START Information supplied

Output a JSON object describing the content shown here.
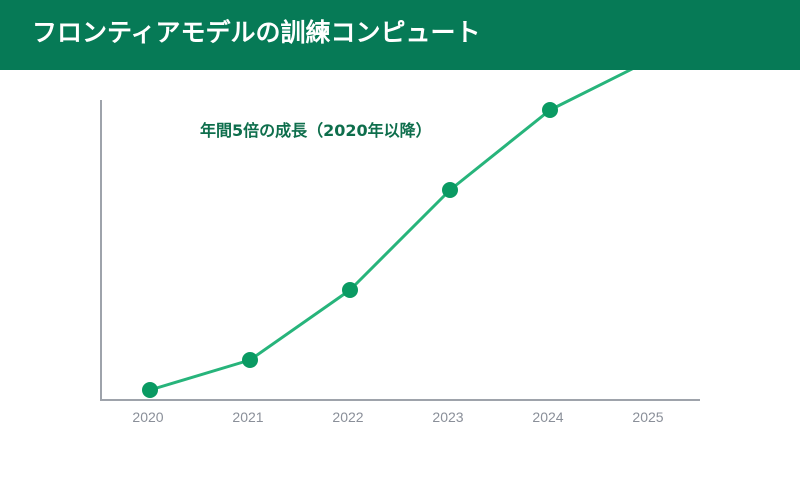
{
  "header": {
    "title": "フロンティアモデルの訓練コンピュート"
  },
  "colors": {
    "header_bg": "#067a56",
    "line": "#27b47b",
    "point": "#0a9a63",
    "axis": "#9ea3ab"
  },
  "chart_data": {
    "type": "line",
    "title": "",
    "xlabel": "",
    "ylabel": "",
    "annotation": "年間5倍の成長（2020年以降）",
    "categories": [
      "2020",
      "2021",
      "2022",
      "2023",
      "2024",
      "2025"
    ],
    "series": [
      {
        "values": [
          1,
          4,
          11,
          21,
          29,
          34
        ]
      }
    ],
    "ylim": [
      0,
      30
    ],
    "grid": false,
    "legend": "none"
  }
}
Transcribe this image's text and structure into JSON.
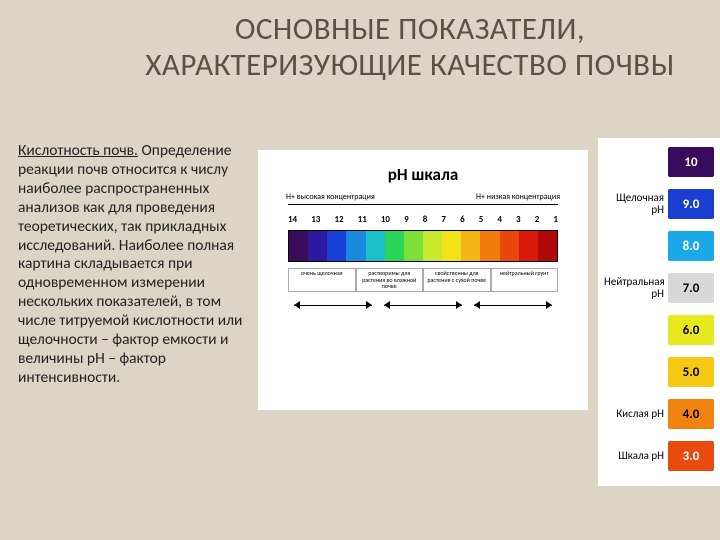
{
  "title": "ОСНОВНЫЕ ПОКАЗАТЕЛИ, ХАРАКТЕРИЗУЮЩИЕ КАЧЕСТВО ПОЧВЫ",
  "lead": "Кислотность почв.",
  "paragraph": "Определение реакции почв относится к числу наиболее распространенных анализов как для проведения теоретических, так прикладных исследований. Наиболее полная картина складывается при одновременном измерении нескольких показателей, в том числе титруемой кислотности или щелочности – фактор емкости и величины pH – фактор интенсивности.",
  "diagram": {
    "title": "pH шкала",
    "axis_left": "H+ высокая концентрация",
    "axis_right": "H+ низкая концентрация",
    "ticks": [
      "14",
      "13",
      "12",
      "11",
      "10",
      "9",
      "8",
      "7",
      "6",
      "5",
      "4",
      "3",
      "2",
      "1"
    ],
    "gradient_colors": [
      "#3a0b5c",
      "#2b1aa0",
      "#1740d8",
      "#1a8ae0",
      "#18c0c8",
      "#2bd45a",
      "#7de03a",
      "#c8e830",
      "#f2e21a",
      "#f5b514",
      "#f07c10",
      "#e8480c",
      "#d81a0a",
      "#b00808"
    ],
    "sub_labels": [
      "очень щелочная",
      "растворимы для растения во влажной почве",
      "свойственны для растения с сухой почве",
      "нейтральный грунт"
    ]
  },
  "scale": {
    "items": [
      {
        "label": "",
        "value": "10",
        "bg": "#3a0b5c",
        "fg": "#ffffff"
      },
      {
        "label": "Щелочная pH",
        "value": "9.0",
        "bg": "#1a3fd0",
        "fg": "#ffffff"
      },
      {
        "label": "",
        "value": "8.0",
        "bg": "#1aa8e8",
        "fg": "#ffffff"
      },
      {
        "label": "Нейтральная pH",
        "value": "7.0",
        "bg": "#d8d8d8",
        "fg": "#000000"
      },
      {
        "label": "",
        "value": "6.0",
        "bg": "#e8e820",
        "fg": "#000000"
      },
      {
        "label": "",
        "value": "5.0",
        "bg": "#f5c814",
        "fg": "#000000"
      },
      {
        "label": "Кислая pH",
        "value": "4.0",
        "bg": "#f08210",
        "fg": "#000000"
      },
      {
        "label": "Шкала pH",
        "value": "3.0",
        "bg": "#e84a10",
        "fg": "#ffffff"
      }
    ]
  }
}
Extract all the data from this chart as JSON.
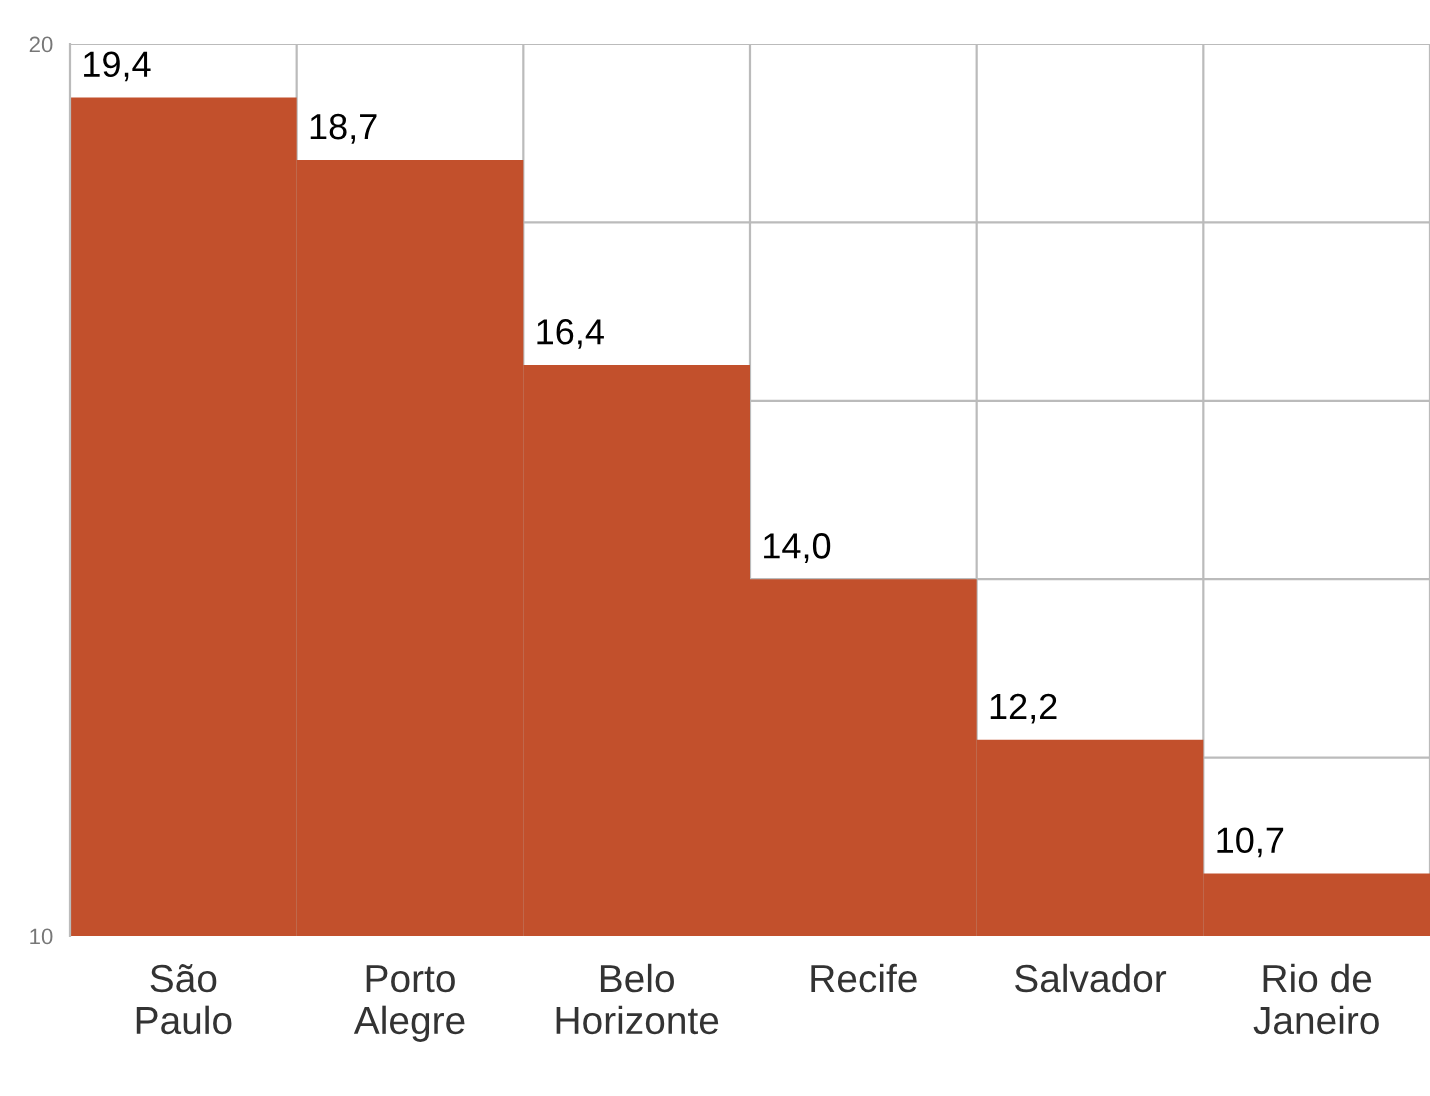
{
  "chart_data": {
    "type": "bar",
    "categories": [
      "São\nPaulo",
      "Porto\nAlegre",
      "Belo\nHorizonte",
      "Recife",
      "Salvador",
      "Rio de\nJaneiro"
    ],
    "values": [
      19.4,
      18.7,
      16.4,
      14.0,
      12.2,
      10.7
    ],
    "value_labels": [
      "19,4",
      "18,7",
      "16,4",
      "14,0",
      "12,2",
      "10,7"
    ],
    "color": "#c2502c",
    "ylim": [
      10,
      20
    ],
    "yticks": [
      10,
      {
        "value": 12,
        "label": null
      },
      {
        "value": 14,
        "label": null
      },
      {
        "value": 16,
        "label": null
      },
      {
        "value": 18,
        "label": null
      },
      20
    ],
    "grid": true
  }
}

END Information supplied

> _Task instructions_:
Select all lines in the listing above where the word "концентрация" appears, and show them.

> _Worked solution_:
    "axis_left": "H+ высокая концентрация",
    "axis_right": "H+ низкая концентрация",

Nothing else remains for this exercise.